TASK TO CARRY OUT: Return each line of the records holding the string "указанным".

++++++++

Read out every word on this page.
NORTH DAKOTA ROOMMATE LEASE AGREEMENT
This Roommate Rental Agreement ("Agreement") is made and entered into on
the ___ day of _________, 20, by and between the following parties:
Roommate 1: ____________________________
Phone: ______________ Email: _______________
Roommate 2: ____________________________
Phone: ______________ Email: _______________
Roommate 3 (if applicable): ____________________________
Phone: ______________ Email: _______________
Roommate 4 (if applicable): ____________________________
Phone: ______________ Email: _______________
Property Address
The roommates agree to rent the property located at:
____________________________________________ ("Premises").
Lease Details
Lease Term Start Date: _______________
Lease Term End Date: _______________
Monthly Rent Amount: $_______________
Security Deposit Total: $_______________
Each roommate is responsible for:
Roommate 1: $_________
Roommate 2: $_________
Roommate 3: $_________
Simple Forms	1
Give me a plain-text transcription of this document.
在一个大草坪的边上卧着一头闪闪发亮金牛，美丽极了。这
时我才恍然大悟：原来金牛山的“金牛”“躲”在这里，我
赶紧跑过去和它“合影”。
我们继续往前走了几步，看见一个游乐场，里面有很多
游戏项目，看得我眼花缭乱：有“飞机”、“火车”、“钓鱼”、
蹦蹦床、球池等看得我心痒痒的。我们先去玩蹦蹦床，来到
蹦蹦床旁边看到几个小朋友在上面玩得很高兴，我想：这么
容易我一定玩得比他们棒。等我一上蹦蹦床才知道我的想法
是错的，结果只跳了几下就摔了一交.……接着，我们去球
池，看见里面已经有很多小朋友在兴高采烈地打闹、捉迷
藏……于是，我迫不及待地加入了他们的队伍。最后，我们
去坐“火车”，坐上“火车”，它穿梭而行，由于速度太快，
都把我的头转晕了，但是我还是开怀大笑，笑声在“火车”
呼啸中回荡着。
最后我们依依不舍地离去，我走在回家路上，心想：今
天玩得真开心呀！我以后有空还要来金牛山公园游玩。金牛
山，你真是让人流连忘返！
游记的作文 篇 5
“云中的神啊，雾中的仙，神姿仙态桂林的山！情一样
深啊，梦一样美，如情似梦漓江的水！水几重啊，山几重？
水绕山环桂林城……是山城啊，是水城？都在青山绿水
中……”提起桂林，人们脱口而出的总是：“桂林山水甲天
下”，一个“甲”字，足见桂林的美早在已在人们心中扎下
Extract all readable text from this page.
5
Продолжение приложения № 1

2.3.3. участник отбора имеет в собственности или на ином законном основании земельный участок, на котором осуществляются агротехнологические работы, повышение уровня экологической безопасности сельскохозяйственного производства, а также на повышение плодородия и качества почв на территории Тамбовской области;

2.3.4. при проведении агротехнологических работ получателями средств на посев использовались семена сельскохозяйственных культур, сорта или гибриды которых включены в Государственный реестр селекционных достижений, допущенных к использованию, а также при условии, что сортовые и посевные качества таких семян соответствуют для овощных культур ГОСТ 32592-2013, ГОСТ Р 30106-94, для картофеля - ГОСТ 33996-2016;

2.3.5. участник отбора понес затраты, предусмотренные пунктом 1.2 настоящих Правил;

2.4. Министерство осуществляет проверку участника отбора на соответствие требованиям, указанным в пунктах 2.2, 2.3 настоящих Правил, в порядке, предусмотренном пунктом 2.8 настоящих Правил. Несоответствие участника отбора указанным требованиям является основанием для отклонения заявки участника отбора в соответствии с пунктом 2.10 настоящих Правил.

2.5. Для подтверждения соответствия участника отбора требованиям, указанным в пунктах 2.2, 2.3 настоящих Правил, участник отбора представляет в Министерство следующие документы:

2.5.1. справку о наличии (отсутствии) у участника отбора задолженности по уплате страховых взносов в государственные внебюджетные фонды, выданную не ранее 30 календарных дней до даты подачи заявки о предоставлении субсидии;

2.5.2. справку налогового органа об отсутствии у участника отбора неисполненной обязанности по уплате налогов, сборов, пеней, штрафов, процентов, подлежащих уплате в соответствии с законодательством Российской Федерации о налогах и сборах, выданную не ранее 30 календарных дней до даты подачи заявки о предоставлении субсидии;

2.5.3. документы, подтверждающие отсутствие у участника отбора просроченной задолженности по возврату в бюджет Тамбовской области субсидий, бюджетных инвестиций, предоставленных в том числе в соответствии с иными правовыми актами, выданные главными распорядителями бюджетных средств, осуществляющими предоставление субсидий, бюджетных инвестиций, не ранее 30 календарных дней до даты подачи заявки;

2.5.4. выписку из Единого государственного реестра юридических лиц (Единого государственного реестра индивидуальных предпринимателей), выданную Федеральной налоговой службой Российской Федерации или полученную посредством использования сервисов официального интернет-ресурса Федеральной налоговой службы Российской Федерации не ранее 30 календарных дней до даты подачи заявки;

++++++++

FULL RESPONSE:
2.4. Министерство осуществляет проверку участника отбора на соответствие требованиям, указанным в пунктах 2.2, 2.3 настоящих Правил, в порядке, предусмотренном пунктом 2.8 настоящих Правил. Несоответствие участника отбора указанным требованиям является основанием для отклонения заявки участника отбора в соответствии с пунктом 2.10 настоящих Правил.
2.5. Для подтверждения соответствия участника отбора требованиям, указанным в пунктах 2.2, 2.3 настоящих Правил, участник отбора представляет в Министерство следующие документы:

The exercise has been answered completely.